● STATED EXERCISE: Give the number of lines below that contain "name", with no other output.

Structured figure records
#####

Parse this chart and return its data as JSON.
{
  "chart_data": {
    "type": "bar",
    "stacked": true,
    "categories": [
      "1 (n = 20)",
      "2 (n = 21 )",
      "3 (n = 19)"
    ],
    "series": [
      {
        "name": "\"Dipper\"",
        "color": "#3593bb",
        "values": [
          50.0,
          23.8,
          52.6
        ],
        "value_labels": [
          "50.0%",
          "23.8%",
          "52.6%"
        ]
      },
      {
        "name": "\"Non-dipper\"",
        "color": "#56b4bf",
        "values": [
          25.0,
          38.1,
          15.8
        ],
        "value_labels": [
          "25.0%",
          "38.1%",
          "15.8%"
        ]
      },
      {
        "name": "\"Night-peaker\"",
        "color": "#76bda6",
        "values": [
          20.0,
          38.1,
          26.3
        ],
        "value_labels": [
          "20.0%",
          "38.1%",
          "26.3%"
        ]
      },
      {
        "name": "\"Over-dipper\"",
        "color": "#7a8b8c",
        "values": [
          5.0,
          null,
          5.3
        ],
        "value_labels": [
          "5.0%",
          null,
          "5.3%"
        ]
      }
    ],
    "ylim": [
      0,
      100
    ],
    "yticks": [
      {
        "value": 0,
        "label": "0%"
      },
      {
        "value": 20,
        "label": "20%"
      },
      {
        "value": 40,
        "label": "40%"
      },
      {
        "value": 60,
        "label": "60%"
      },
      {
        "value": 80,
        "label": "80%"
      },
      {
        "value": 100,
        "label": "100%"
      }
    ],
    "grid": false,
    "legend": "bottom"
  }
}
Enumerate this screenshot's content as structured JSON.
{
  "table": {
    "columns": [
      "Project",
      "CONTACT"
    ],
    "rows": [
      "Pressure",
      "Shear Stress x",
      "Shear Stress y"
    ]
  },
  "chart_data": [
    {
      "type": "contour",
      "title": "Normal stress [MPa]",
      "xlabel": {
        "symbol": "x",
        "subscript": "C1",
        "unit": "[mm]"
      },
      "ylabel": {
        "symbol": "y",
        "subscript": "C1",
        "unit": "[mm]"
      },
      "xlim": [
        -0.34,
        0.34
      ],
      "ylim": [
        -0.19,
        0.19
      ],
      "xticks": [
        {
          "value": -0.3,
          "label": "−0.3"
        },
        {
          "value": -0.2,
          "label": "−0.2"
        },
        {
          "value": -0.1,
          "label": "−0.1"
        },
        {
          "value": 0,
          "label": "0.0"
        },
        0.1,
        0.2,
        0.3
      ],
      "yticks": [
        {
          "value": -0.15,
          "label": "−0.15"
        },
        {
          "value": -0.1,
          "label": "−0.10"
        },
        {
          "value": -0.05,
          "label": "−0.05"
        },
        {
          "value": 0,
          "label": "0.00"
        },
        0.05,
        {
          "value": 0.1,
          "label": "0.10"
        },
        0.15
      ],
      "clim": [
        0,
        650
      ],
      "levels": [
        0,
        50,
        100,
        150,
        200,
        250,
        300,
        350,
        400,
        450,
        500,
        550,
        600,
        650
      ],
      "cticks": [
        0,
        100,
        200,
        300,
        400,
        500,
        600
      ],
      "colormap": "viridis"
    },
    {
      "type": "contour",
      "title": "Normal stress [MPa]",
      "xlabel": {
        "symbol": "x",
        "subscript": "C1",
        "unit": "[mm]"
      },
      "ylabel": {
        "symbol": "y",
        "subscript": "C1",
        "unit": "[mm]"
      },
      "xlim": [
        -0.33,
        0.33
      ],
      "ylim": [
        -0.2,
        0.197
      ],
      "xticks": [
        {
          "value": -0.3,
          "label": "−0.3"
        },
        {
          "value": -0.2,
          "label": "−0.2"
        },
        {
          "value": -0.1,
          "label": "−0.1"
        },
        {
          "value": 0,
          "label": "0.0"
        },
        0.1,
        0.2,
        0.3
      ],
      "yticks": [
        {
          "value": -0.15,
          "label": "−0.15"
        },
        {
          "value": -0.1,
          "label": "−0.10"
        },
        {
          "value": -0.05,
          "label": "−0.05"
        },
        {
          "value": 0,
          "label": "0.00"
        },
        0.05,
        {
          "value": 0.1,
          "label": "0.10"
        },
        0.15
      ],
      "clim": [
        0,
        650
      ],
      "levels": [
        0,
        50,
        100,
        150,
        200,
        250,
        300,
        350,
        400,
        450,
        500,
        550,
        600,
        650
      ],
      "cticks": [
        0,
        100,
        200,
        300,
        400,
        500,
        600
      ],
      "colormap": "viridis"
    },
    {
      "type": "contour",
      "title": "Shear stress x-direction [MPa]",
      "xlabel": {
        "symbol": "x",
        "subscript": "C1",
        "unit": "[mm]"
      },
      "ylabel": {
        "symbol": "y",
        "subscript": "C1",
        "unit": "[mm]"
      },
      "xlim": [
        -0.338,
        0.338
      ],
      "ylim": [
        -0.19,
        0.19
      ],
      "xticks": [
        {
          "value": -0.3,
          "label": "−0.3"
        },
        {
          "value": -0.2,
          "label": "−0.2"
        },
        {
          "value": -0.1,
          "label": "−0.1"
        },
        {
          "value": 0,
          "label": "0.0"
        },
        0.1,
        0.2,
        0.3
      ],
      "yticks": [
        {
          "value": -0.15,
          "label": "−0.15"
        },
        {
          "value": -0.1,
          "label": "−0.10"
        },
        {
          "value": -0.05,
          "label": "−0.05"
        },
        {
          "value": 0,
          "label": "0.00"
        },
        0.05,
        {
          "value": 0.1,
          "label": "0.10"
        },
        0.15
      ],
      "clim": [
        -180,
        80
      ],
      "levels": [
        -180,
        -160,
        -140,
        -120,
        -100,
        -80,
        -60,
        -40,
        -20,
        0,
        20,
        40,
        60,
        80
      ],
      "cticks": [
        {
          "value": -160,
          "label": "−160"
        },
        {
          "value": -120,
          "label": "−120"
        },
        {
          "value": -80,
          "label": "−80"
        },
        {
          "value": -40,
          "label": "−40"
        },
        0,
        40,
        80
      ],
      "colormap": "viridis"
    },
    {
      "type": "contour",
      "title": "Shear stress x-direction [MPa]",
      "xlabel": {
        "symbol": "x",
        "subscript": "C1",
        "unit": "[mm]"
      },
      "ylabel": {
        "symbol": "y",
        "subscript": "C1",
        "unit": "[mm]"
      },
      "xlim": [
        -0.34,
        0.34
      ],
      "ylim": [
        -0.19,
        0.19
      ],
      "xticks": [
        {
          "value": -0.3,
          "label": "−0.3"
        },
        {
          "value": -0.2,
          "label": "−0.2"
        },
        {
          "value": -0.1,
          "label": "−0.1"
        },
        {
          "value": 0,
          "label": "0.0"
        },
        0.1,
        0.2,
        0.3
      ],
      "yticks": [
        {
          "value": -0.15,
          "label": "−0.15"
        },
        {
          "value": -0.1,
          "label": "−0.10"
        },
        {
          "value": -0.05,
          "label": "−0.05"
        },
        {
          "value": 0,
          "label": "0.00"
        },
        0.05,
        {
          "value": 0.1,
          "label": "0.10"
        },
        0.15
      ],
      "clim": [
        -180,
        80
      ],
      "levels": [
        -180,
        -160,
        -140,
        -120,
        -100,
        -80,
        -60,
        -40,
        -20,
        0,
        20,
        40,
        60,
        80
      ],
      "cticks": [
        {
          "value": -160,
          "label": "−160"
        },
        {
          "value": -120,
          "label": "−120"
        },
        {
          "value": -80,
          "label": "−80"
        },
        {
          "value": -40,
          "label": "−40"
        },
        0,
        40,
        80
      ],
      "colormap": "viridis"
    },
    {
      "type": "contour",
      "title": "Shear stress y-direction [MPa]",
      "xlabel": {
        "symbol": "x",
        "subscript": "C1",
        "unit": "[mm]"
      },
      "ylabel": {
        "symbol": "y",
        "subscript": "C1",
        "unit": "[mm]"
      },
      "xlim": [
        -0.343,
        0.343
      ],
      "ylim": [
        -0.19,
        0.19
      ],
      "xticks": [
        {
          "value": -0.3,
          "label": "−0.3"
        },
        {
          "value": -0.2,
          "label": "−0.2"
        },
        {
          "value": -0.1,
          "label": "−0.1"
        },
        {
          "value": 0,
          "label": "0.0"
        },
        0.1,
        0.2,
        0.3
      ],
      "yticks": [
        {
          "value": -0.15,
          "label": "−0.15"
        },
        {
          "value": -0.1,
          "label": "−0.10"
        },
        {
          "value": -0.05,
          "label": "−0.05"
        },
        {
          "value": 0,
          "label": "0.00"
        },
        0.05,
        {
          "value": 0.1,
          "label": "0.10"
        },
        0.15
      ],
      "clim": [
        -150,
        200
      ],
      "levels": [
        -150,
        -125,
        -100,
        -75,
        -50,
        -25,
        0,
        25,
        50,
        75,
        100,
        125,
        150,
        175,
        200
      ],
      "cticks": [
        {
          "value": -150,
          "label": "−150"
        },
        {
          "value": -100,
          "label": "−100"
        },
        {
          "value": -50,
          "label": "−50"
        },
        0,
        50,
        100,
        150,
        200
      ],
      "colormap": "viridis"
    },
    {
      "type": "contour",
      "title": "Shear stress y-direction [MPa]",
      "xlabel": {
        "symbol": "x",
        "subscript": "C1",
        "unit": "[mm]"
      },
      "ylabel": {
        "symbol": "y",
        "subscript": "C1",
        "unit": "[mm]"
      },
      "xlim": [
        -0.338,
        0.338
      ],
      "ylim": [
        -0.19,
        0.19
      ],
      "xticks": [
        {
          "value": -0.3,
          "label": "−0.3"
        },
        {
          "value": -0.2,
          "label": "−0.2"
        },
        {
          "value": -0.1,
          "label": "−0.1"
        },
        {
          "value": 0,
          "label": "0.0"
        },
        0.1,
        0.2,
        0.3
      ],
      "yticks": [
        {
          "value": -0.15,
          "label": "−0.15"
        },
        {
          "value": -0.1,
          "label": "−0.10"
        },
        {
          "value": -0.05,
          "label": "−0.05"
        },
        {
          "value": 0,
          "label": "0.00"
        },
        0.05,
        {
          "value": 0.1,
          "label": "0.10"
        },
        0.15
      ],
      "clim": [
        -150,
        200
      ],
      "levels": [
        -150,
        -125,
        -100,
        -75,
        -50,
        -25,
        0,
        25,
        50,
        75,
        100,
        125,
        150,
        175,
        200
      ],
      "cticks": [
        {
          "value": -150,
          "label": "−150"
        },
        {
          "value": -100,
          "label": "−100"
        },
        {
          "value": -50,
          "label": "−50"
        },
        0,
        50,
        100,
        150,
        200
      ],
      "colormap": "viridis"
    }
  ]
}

#####

● RESPONSE TO THIS EXERCISE: 4